• _Aim of the exercise_
Filter for the word "Requirements" and keep each matching line.

• _The data_
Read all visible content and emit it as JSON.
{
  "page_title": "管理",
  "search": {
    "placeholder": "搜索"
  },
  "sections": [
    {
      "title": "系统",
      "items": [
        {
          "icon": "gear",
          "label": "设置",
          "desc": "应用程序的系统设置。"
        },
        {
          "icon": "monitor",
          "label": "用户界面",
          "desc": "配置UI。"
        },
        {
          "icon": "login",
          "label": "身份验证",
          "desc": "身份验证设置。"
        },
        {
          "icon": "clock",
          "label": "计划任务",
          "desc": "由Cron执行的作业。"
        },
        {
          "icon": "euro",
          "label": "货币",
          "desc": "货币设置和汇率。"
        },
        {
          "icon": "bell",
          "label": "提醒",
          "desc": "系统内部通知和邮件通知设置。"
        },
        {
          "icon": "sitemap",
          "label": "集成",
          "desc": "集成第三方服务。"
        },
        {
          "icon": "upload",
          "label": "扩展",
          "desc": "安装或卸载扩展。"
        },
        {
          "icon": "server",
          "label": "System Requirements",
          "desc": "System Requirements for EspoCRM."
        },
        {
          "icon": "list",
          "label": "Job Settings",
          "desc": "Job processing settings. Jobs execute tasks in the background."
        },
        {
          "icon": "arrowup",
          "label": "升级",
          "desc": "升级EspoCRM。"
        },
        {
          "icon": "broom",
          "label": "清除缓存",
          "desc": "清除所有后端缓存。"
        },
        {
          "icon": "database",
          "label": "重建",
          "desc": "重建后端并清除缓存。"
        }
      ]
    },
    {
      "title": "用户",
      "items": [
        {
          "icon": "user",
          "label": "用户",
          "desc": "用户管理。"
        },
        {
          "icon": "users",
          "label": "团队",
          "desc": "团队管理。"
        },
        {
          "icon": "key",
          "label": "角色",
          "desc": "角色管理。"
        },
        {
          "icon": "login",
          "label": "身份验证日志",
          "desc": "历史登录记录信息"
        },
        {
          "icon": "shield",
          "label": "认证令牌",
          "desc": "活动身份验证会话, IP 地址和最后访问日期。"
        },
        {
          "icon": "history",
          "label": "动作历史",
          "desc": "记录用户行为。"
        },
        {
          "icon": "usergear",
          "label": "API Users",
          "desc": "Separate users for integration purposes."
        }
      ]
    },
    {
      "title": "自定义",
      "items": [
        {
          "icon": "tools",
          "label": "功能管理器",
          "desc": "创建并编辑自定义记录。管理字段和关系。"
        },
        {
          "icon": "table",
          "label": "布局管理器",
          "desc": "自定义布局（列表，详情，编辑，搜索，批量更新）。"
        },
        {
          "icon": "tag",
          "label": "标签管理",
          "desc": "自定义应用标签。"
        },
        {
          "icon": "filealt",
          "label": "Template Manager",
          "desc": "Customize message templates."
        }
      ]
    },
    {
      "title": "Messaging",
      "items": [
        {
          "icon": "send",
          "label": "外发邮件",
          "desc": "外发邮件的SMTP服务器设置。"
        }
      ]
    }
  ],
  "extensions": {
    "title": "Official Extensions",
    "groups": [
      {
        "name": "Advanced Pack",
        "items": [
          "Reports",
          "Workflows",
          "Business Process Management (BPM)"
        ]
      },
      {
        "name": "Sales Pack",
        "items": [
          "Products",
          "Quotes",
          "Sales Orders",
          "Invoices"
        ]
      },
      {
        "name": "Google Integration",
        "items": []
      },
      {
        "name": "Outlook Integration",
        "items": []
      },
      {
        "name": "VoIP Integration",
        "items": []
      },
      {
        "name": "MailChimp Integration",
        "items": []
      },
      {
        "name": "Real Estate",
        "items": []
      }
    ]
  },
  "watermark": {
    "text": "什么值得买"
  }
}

• _Result for this exercise_
          "label": "System Requirements",
          "desc": "System Requirements for EspoCRM."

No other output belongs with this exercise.